▶ _TASK TO CARRY OUT_
Copy each line below that contains "verè".

%%

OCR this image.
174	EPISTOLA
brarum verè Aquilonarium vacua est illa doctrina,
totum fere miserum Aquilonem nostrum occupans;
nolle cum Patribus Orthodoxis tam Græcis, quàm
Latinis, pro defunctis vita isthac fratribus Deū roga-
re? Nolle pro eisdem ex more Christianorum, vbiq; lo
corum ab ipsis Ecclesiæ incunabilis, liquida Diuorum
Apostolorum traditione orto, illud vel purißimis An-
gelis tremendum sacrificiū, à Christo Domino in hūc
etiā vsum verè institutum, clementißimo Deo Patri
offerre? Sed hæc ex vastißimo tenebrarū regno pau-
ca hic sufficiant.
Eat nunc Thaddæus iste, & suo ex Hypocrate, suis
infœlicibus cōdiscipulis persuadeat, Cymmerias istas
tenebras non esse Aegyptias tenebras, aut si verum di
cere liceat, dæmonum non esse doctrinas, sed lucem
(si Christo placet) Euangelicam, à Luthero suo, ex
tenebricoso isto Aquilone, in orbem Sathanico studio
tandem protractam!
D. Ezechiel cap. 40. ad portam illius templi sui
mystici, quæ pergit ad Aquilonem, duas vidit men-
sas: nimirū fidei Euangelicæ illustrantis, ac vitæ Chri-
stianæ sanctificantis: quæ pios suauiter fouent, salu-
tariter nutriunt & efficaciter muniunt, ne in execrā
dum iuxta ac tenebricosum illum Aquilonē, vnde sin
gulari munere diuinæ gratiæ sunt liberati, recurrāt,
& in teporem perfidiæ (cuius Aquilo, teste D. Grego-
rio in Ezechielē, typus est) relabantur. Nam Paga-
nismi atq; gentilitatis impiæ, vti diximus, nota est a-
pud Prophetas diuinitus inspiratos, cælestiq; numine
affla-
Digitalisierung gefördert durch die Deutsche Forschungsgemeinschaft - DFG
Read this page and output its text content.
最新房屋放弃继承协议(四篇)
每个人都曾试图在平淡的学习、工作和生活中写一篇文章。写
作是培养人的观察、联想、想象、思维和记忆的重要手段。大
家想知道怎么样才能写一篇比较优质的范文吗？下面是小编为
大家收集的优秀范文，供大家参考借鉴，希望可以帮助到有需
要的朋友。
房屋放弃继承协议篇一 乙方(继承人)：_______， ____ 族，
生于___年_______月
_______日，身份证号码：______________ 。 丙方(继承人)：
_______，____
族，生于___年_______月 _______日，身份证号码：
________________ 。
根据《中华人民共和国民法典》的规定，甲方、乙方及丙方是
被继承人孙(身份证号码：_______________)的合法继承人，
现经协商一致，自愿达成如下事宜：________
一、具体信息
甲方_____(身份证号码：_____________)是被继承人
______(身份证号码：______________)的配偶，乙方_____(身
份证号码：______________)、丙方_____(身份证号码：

%%

▶ _THE REPLY_
brarum verè Aquilonarium vacua est illa doctrina,
etiā vsum verè institutum, clementißimo Deo Patri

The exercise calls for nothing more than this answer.